*To be done:* Below are some records: retype them all exactly, but not the pictures.

*Data lines:*
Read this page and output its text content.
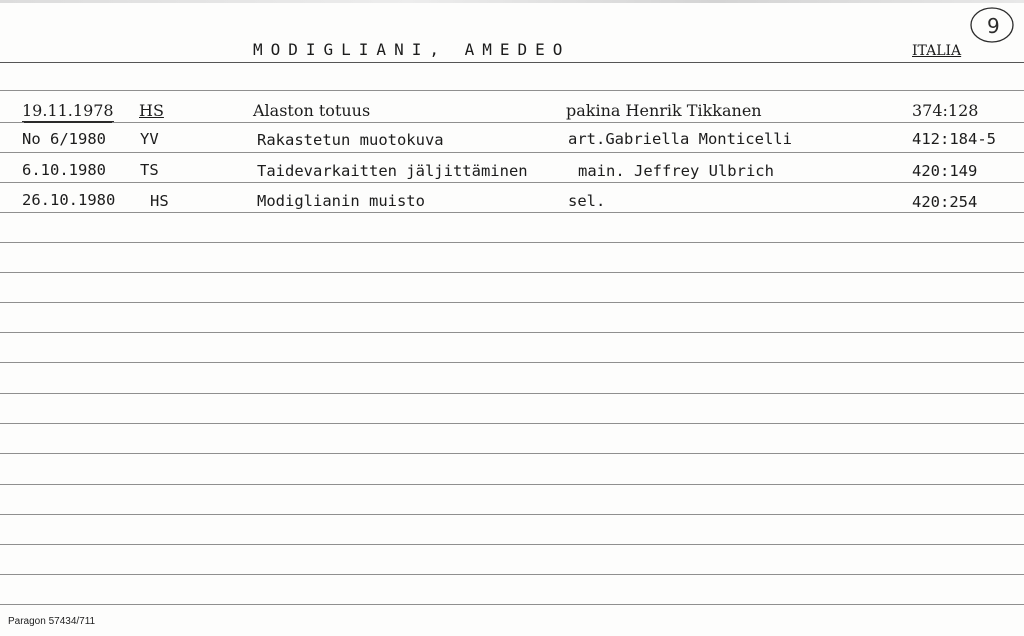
MODIGLIANI, AMEDEO	ITALIA
9
19.11.1978 HS	Alaston totuus	pakina Henrik Tikkanen	374:128
No 6/1980 YV	Rakastetun muotokuva	art.Gabriella Monticelli	412:184-5
6.10.1980 TS	Taidevarkaitten jäljittäminen	main. Jeffrey Ulbrich	420:149
26.10.1980 HS	Modiglianin muisto	sel.	420:254
Paragon 57434/711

*Task output:*
Read this page and output its text content.
MODIGLIANI, AMEDEO	ITALIA
9
19.11.1978 HS	Alaston totuus	pakina Henrik Tikkanen	374:128
No 6/1980 YV	Rakastetun muotokuva	art.Gabriella Monticelli	412:184-5
6.10.1980 TS	Taidevarkaitten jäljittäminen	main. Jeffrey Ulbrich	420:149
26.10.1980 HS	Modiglianin muisto	sel.	420:254
Paragon 57434/711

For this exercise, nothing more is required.